AIM: Reproduce each line of the material precisely.

INFORMATION GIVEN:
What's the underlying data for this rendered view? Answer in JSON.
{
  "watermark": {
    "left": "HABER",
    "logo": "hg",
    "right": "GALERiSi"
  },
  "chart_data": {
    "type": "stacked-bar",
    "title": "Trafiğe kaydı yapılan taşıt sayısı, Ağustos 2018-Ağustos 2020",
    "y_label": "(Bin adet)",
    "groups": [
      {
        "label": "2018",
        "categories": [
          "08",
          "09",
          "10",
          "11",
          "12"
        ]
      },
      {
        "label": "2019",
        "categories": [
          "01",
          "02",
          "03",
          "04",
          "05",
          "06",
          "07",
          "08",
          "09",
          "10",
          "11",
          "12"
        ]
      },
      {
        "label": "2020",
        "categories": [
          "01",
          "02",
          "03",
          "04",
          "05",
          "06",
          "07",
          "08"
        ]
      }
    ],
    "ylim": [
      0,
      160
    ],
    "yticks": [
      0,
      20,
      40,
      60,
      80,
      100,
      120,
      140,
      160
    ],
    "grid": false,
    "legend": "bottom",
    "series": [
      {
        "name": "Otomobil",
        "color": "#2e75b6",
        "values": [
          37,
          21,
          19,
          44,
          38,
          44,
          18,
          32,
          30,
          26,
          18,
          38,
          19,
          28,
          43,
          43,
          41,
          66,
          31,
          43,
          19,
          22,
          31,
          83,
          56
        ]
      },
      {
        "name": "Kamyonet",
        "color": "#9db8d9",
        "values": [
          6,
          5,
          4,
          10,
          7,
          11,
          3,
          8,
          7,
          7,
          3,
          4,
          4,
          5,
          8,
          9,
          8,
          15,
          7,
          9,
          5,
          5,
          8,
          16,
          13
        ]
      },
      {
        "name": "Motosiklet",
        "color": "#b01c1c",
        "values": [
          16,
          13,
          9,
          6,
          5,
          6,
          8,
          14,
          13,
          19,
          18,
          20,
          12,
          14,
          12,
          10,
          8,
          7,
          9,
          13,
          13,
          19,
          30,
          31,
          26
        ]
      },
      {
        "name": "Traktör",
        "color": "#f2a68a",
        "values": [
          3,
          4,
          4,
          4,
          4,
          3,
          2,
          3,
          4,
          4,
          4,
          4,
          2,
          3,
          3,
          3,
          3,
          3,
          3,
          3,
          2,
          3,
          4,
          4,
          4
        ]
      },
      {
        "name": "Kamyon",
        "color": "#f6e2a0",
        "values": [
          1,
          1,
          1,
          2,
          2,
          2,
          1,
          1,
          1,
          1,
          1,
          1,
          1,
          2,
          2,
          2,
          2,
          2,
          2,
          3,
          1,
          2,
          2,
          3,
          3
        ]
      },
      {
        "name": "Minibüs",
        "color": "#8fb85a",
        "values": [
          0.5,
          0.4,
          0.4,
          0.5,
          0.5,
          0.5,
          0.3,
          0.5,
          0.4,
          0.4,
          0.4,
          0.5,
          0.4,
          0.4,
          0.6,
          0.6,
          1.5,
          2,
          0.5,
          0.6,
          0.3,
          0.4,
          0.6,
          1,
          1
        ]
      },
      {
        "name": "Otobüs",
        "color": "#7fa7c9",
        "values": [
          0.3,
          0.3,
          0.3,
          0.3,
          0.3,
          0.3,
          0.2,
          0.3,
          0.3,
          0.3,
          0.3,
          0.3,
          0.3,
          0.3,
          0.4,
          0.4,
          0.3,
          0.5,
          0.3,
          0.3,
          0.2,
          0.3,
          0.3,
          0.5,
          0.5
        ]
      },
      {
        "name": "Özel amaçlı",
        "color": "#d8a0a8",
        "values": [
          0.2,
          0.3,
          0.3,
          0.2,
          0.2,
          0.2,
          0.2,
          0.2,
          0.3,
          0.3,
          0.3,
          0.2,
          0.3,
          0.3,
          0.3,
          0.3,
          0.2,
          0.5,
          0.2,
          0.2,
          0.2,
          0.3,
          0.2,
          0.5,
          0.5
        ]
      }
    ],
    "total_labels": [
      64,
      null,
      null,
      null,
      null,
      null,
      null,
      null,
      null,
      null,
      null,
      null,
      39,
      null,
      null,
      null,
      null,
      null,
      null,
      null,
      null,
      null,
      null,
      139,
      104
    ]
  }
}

RESPONSE TO THIS EXERCISE:
What's the underlying data for this rendered view? Answer in JSON.
{
  "watermark": {
    "left": "HABER",
    "logo": "hg",
    "right": "GALERiSi"
  },
  "chart_data": {
    "type": "stacked-bar",
    "title": "Trafiğe kaydı yapılan taşıt sayısı, Ağustos 2018-Ağustos 2020",
    "y_label": "(Bin adet)",
    "groups": [
      {
        "label": "2018",
        "categories": [
          "08",
          "09",
          "10",
          "11",
          "12"
        ]
      },
      {
        "label": "2019",
        "categories": [
          "01",
          "02",
          "03",
          "04",
          "05",
          "06",
          "07",
          "08",
          "09",
          "10",
          "11",
          "12"
        ]
      },
      {
        "label": "2020",
        "categories": [
          "01",
          "02",
          "03",
          "04",
          "05",
          "06",
          "07",
          "08"
        ]
      }
    ],
    "ylim": [
      0,
      160
    ],
    "yticks": [
      0,
      20,
      40,
      60,
      80,
      100,
      120,
      140,
      160
    ],
    "grid": false,
    "legend": "bottom",
    "series": [
      {
        "name": "Otomobil",
        "color": "#2e75b6",
        "values": [
          37,
          21,
          19,
          44,
          38,
          44,
          18,
          32,
          30,
          26,
          18,
          38,
          19,
          28,
          43,
          43,
          41,
          66,
          31,
          43,
          19,
          22,
          31,
          83,
          56
        ]
      },
      {
        "name": "Kamyonet",
        "color": "#9db8d9",
        "values": [
          6,
          5,
          4,
          10,
          7,
          11,
          3,
          8,
          7,
          7,
          3,
          4,
          4,
          5,
          8,
          9,
          8,
          15,
          7,
          9,
          5,
          5,
          8,
          16,
          13
        ]
      },
      {
        "name": "Motosiklet",
        "color": "#b01c1c",
        "values": [
          16,
          13,
          9,
          6,
          5,
          6,
          8,
          14,
          13,
          19,
          18,
          20,
          12,
          14,
          12,
          10,
          8,
          7,
          9,
          13,
          13,
          19,
          30,
          31,
          26
        ]
      },
      {
        "name": "Traktör",
        "color": "#f2a68a",
        "values": [
          3,
          4,
          4,
          4,
          4,
          3,
          2,
          3,
          4,
          4,
          4,
          4,
          2,
          3,
          3,
          3,
          3,
          3,
          3,
          3,
          2,
          3,
          4,
          4,
          4
        ]
      },
      {
        "name": "Kamyon",
        "color": "#f6e2a0",
        "values": [
          1,
          1,
          1,
          2,
          2,
          2,
          1,
          1,
          1,
          1,
          1,
          1,
          1,
          2,
          2,
          2,
          2,
          2,
          2,
          3,
          1,
          2,
          2,
          3,
          3
        ]
      },
      {
        "name": "Minibüs",
        "color": "#8fb85a",
        "values": [
          0.5,
          0.4,
          0.4,
          0.5,
          0.5,
          0.5,
          0.3,
          0.5,
          0.4,
          0.4,
          0.4,
          0.5,
          0.4,
          0.4,
          0.6,
          0.6,
          1.5,
          2,
          0.5,
          0.6,
          0.3,
          0.4,
          0.6,
          1,
          1
        ]
      },
      {
        "name": "Otobüs",
        "color": "#7fa7c9",
        "values": [
          0.3,
          0.3,
          0.3,
          0.3,
          0.3,
          0.3,
          0.2,
          0.3,
          0.3,
          0.3,
          0.3,
          0.3,
          0.3,
          0.3,
          0.4,
          0.4,
          0.3,
          0.5,
          0.3,
          0.3,
          0.2,
          0.3,
          0.3,
          0.5,
          0.5
        ]
      },
      {
        "name": "Özel amaçlı",
        "color": "#d8a0a8",
        "values": [
          0.2,
          0.3,
          0.3,
          0.2,
          0.2,
          0.2,
          0.2,
          0.2,
          0.3,
          0.3,
          0.3,
          0.2,
          0.3,
          0.3,
          0.3,
          0.3,
          0.2,
          0.5,
          0.2,
          0.2,
          0.2,
          0.3,
          0.2,
          0.5,
          0.5
        ]
      }
    ],
    "total_labels": [
      64,
      null,
      null,
      null,
      null,
      null,
      null,
      null,
      null,
      null,
      null,
      null,
      39,
      null,
      null,
      null,
      null,
      null,
      null,
      null,
      null,
      null,
      null,
      139,
      104
    ]
  }
}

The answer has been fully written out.